### Provided data
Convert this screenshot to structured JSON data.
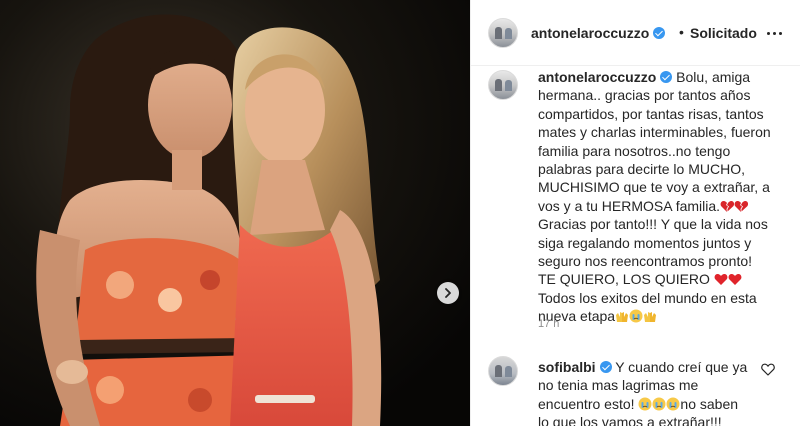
{
  "post": {
    "image": {
      "description": "photo-of-two-women",
      "carousel_next_icon": "chevron-right-icon"
    }
  },
  "header": {
    "username": "antonelaroccuzzo",
    "verified": true,
    "separator": "•",
    "follow_status": "Solicitado",
    "more_icon": "more-options-icon"
  },
  "caption": {
    "username": "antonelaroccuzzo",
    "lines": [
      "Bolu, amiga",
      "hermana.. gracias por tantos años",
      "compartidos, por tantas risas, tantos",
      "mates y charlas interminables, fueron",
      "familia para nosotros..no tengo",
      "palabras para decirte lo MUCHO,",
      "MUCHISIMO que te voy a extrañar, a",
      "vos y a tu HERMOSA familia.",
      "Gracias por tanto!!! Y que la vida nos",
      "siga regalando momentos juntos y",
      "seguro nos reencontramos pronto!",
      "TE QUIERO, LOS QUIERO",
      "Todos los exitos del mundo en esta",
      "nueva etapa"
    ],
    "time": "17 h"
  },
  "reply": {
    "username": "sofibalbi",
    "lines": [
      "Y cuando creí que ya",
      "no tenia mas lagrimas me",
      "encuentro esto!",
      "no saben",
      "lo que los vamos a extrañar!!!"
    ],
    "like_icon": "heart-outline-icon"
  },
  "colors": {
    "verified": "#3897f0",
    "text": "#262626",
    "muted": "#8e8e8e",
    "border": "#efefef"
  }
}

### Objective
Look above for every line with the word "icon" and copy it.

### Written answer
      "carousel_next_icon": "chevron-right-icon"
    "more_icon": "more-options-icon"
    "like_icon": "heart-outline-icon"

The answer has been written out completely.